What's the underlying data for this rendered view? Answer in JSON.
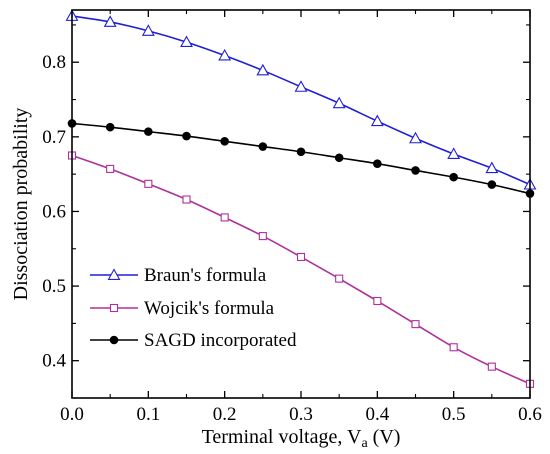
{
  "chart_data": {
    "type": "line",
    "xlabel": "Terminal voltage, V",
    "xlabel_subscript": "a",
    "xlabel_suffix": " (V)",
    "ylabel": "Dissociation probability",
    "xlim": [
      0.0,
      0.6
    ],
    "ylim": [
      0.35,
      0.87
    ],
    "x_ticks": [
      "0.0",
      "0.1",
      "0.2",
      "0.3",
      "0.4",
      "0.5",
      "0.6"
    ],
    "y_ticks": [
      "0.4",
      "0.5",
      "0.6",
      "0.7",
      "0.8"
    ],
    "grid": false,
    "legend_position": "lower-left",
    "series": [
      {
        "name": "Braun's formula",
        "color": "#1f1fd6",
        "marker": "triangle-open",
        "x": [
          0.0,
          0.05,
          0.1,
          0.15,
          0.2,
          0.25,
          0.3,
          0.35,
          0.4,
          0.45,
          0.5,
          0.55,
          0.6
        ],
        "y": [
          0.862,
          0.854,
          0.842,
          0.827,
          0.809,
          0.789,
          0.767,
          0.745,
          0.721,
          0.698,
          0.677,
          0.658,
          0.636
        ]
      },
      {
        "name": "Wojcik's formula",
        "color": "#b0309a",
        "marker": "square-open",
        "x": [
          0.0,
          0.05,
          0.1,
          0.15,
          0.2,
          0.25,
          0.3,
          0.35,
          0.4,
          0.45,
          0.5,
          0.55,
          0.6
        ],
        "y": [
          0.675,
          0.657,
          0.637,
          0.616,
          0.592,
          0.567,
          0.539,
          0.51,
          0.48,
          0.449,
          0.418,
          0.392,
          0.369
        ]
      },
      {
        "name": "SAGD incorporated",
        "color": "#000000",
        "marker": "circle-filled",
        "x": [
          0.0,
          0.05,
          0.1,
          0.15,
          0.2,
          0.25,
          0.3,
          0.35,
          0.4,
          0.45,
          0.5,
          0.55,
          0.6
        ],
        "y": [
          0.718,
          0.713,
          0.707,
          0.701,
          0.694,
          0.687,
          0.68,
          0.672,
          0.664,
          0.655,
          0.646,
          0.636,
          0.624
        ]
      }
    ]
  }
}
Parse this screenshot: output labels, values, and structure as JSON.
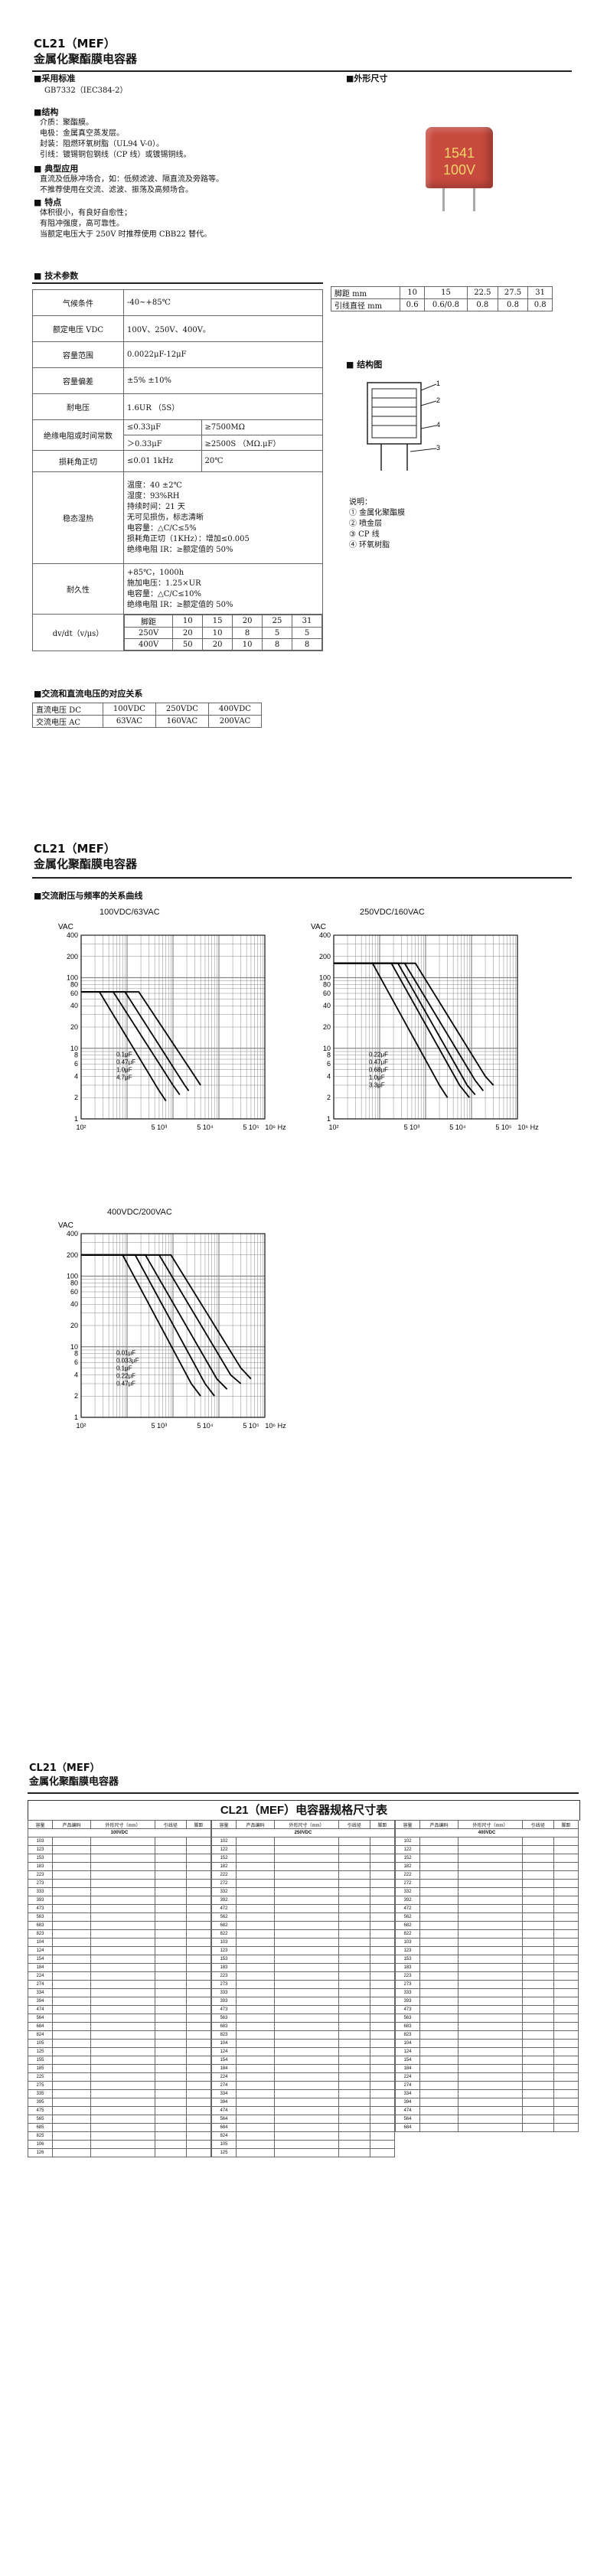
{
  "page1": {
    "title_line1": "CL21（MEF）",
    "title_line2": "金属化聚酯膜电容器",
    "std_heading": "■采用标准",
    "std_text": "GB7332（IEC384-2）",
    "struct_heading": "■结构",
    "struct_lines": [
      "介质：聚酯膜。",
      "电极：金属真空蒸发层。",
      "封装：阻燃环氧树脂（UL94 V-0）。",
      "引线：镀锡铜包钢线（CP 线）或镀锡铜线。"
    ],
    "app_heading": "■ 典型应用",
    "app_lines": [
      "直流及低脉冲场合，如：低频滤波、隔直流及旁路等。",
      "不推荐使用在交流、滤波、振荡及高频场合。"
    ],
    "feat_heading": "■ 特点",
    "feat_lines": [
      "体积很小，有良好自愈性；",
      "有阻冲强度，高可靠性。",
      "当额定电压大于 250V 时推荐使用 CBB22 替代。"
    ],
    "outline_heading": "■外形尺寸",
    "cap_marking_1": "1541",
    "cap_marking_2": "100V",
    "pitch_table": {
      "rows": [
        [
          "脚距 mm",
          "10",
          "15",
          "22.5",
          "27.5",
          "31"
        ],
        [
          "引线直径 mm",
          "0.6",
          "0.6/0.8",
          "0.8",
          "0.8",
          "0.8"
        ]
      ]
    },
    "tech_heading": "■ 技术参数",
    "tech": {
      "r1_label": "气候条件",
      "r1_value": "-40~+85℃",
      "r2_label": "额定电压 VDC",
      "r2_value": "100V、250V、400V。",
      "r3_label": "容量范围",
      "r3_value": "0.0022μF-12μF",
      "r4_label": "容量偏差",
      "r4_value": "±5%   ±10%",
      "r5_label": "耐电压",
      "r5_value": "1.6UR （5S）",
      "r6_label": "绝缘电阻或时间常数",
      "r6_a1": "≤0.33μF",
      "r6_b1": "≥7500MΩ",
      "r6_a2": "＞0.33μF",
      "r6_b2": "≥2500S （MΩ.μF）",
      "r7_label": "损耗角正切",
      "r7_a": "≤0.01  1kHz",
      "r7_b": "20℃",
      "r8_label": "稳态湿热",
      "r8_lines": [
        "温度：40 ±2℃",
        "湿度：93%RH",
        "持续时间：21 天",
        "无可见损伤，标志清晰",
        "电容量：△C/C≤5%",
        "损耗角正切（1KHz）：增加≤0.005",
        "绝缘电阻 IR：≥额定值的 50%"
      ],
      "r9_label": "耐久性",
      "r9_lines": [
        "+85℃，1000h",
        "施加电压：1.25×UR",
        "电容量：△C/C≤10%",
        "绝缘电阻 IR：≥额定值的 50%"
      ],
      "r10_label": "dv/dt（v/μs）",
      "r10_rows": [
        [
          "脚距",
          "10",
          "15",
          "20",
          "25",
          "31"
        ],
        [
          "250V",
          "20",
          "10",
          "8",
          "5",
          "5"
        ],
        [
          "400V",
          "50",
          "20",
          "10",
          "8",
          "8"
        ]
      ]
    },
    "drawing_heading": "■ 结构图",
    "drawing_caption": "说明：",
    "drawing_items": [
      "①  金属化聚酯膜",
      "②  喷金层",
      "③  CP 线",
      "④  环氧树脂"
    ],
    "acdc_heading": "■交流和直流电压的对应关系",
    "acdc_rows": [
      [
        "直流电压 DC",
        "100VDC",
        "250VDC",
        "400VDC"
      ],
      [
        "交流电压 AC",
        "63VAC",
        "160VAC",
        "200VAC"
      ]
    ]
  },
  "page2": {
    "title_line1": "CL21（MEF）",
    "title_line2": "金属化聚酯膜电容器",
    "curve_heading": "■交流耐压与频率的关系曲线",
    "chart_data": [
      {
        "type": "line",
        "title": "100VDC/63VAC",
        "ylabel": "VAC",
        "y_ticks": [
          "400",
          "200",
          "100",
          "80",
          "60",
          "40",
          "20",
          "10",
          "8",
          "6",
          "4",
          "2",
          "1"
        ],
        "x_ticks": [
          "10²",
          "5 10³",
          "5 10⁴",
          "5 10⁵",
          "10⁶ Hz"
        ],
        "xlim": [
          100,
          1000000
        ],
        "ylim": [
          1,
          400
        ],
        "series": [
          {
            "name": "0.1μF",
            "points": [
              [
                100,
                63
              ],
              [
                1800,
                63
              ],
              [
                30000,
                4
              ],
              [
                40000,
                3
              ]
            ]
          },
          {
            "name": "0.47μF",
            "points": [
              [
                100,
                63
              ],
              [
                900,
                63
              ],
              [
                18000,
                3
              ],
              [
                22000,
                2.5
              ]
            ]
          },
          {
            "name": "1.0μF",
            "points": [
              [
                100,
                63
              ],
              [
                500,
                63
              ],
              [
                10000,
                3
              ],
              [
                14000,
                2.2
              ]
            ]
          },
          {
            "name": "4.7μF",
            "points": [
              [
                100,
                63
              ],
              [
                250,
                63
              ],
              [
                5000,
                2.5
              ],
              [
                7000,
                1.8
              ]
            ]
          }
        ]
      },
      {
        "type": "line",
        "title": "250VDC/160VAC",
        "ylabel": "VAC",
        "y_ticks": [
          "400",
          "200",
          "100",
          "80",
          "60",
          "40",
          "20",
          "10",
          "8",
          "6",
          "4",
          "2",
          "1"
        ],
        "x_ticks": [
          "10²",
          "5 10³",
          "5 10⁴",
          "5 10⁵",
          "10⁶ Hz"
        ],
        "xlim": [
          100,
          1000000
        ],
        "ylim": [
          1,
          400
        ],
        "series": [
          {
            "name": "0.22μF",
            "points": [
              [
                100,
                160
              ],
              [
                6000,
                160
              ],
              [
                200000,
                4
              ],
              [
                300000,
                3
              ]
            ]
          },
          {
            "name": "0.47μF",
            "points": [
              [
                100,
                160
              ],
              [
                3500,
                160
              ],
              [
                120000,
                3.5
              ],
              [
                180000,
                2.5
              ]
            ]
          },
          {
            "name": "0.68μF",
            "points": [
              [
                100,
                160
              ],
              [
                2500,
                160
              ],
              [
                80000,
                3
              ],
              [
                120000,
                2.2
              ]
            ]
          },
          {
            "name": "1.0μF",
            "points": [
              [
                100,
                160
              ],
              [
                1800,
                160
              ],
              [
                55000,
                3
              ],
              [
                90000,
                2
              ]
            ]
          },
          {
            "name": "3.3μF",
            "points": [
              [
                100,
                160
              ],
              [
                700,
                160
              ],
              [
                20000,
                3
              ],
              [
                30000,
                2
              ]
            ]
          }
        ]
      },
      {
        "type": "line",
        "title": "400VDC/200VAC",
        "ylabel": "VAC",
        "y_ticks": [
          "400",
          "200",
          "100",
          "80",
          "60",
          "40",
          "20",
          "10",
          "8",
          "6",
          "4",
          "2",
          "1"
        ],
        "x_ticks": [
          "10²",
          "5 10³",
          "5 10⁴",
          "5 10⁵",
          "10⁶ Hz"
        ],
        "xlim": [
          100,
          1000000
        ],
        "ylim": [
          1,
          400
        ],
        "series": [
          {
            "name": "0.01μF",
            "points": [
              [
                100,
                200
              ],
              [
                9000,
                200
              ],
              [
                300000,
                5
              ],
              [
                500000,
                3.5
              ]
            ]
          },
          {
            "name": "0.033μF",
            "points": [
              [
                100,
                200
              ],
              [
                5000,
                200
              ],
              [
                180000,
                4
              ],
              [
                300000,
                3
              ]
            ]
          },
          {
            "name": "0.1μF",
            "points": [
              [
                100,
                200
              ],
              [
                2500,
                200
              ],
              [
                90000,
                3.5
              ],
              [
                150000,
                2.5
              ]
            ]
          },
          {
            "name": "0.22μF",
            "points": [
              [
                100,
                200
              ],
              [
                1500,
                200
              ],
              [
                50000,
                3
              ],
              [
                80000,
                2
              ]
            ]
          },
          {
            "name": "0.47μF",
            "points": [
              [
                100,
                200
              ],
              [
                800,
                200
              ],
              [
                25000,
                3
              ],
              [
                40000,
                2
              ]
            ]
          }
        ]
      }
    ]
  },
  "page3": {
    "title_line1": "CL21（MEF）",
    "title_line2": "金属化聚酯膜电容器",
    "table_title": "CL21（MEF）电容器规格尺寸表",
    "col_headers": [
      "容量",
      "产品编码",
      "外形尺寸（mm）",
      "引线径",
      "脚距"
    ],
    "sub_headers": [
      "W",
      "H",
      "T",
      "d",
      "P"
    ],
    "groups": [
      "100VDC",
      "250VDC",
      "400VDC"
    ],
    "group1_caps": [
      "103",
      "123",
      "153",
      "183",
      "223",
      "273",
      "333",
      "393",
      "473",
      "563",
      "683",
      "823",
      "104",
      "124",
      "154",
      "184",
      "224",
      "274",
      "334",
      "394",
      "474",
      "564",
      "684",
      "824",
      "105",
      "125",
      "155",
      "185",
      "225",
      "275",
      "335",
      "395",
      "475",
      "565",
      "685",
      "825",
      "106",
      "126"
    ],
    "group2_caps": [
      "102",
      "122",
      "152",
      "182",
      "222",
      "272",
      "332",
      "392",
      "472",
      "562",
      "682",
      "822",
      "103",
      "123",
      "153",
      "183",
      "223",
      "273",
      "333",
      "393",
      "473",
      "563",
      "683",
      "823",
      "104",
      "124",
      "154",
      "184",
      "224",
      "274",
      "334",
      "394",
      "474",
      "564",
      "684",
      "824",
      "105",
      "125"
    ],
    "group3_caps": [
      "102",
      "122",
      "152",
      "182",
      "222",
      "272",
      "332",
      "392",
      "472",
      "562",
      "682",
      "822",
      "103",
      "123",
      "153",
      "183",
      "223",
      "273",
      "333",
      "393",
      "473",
      "563",
      "683",
      "823",
      "104",
      "124",
      "154",
      "184",
      "224",
      "274",
      "334",
      "394",
      "474",
      "564",
      "684"
    ]
  }
}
□ □ □
> Given exercise
Work out how many lines above contain the word "open". Give only the number.

> Correct response
2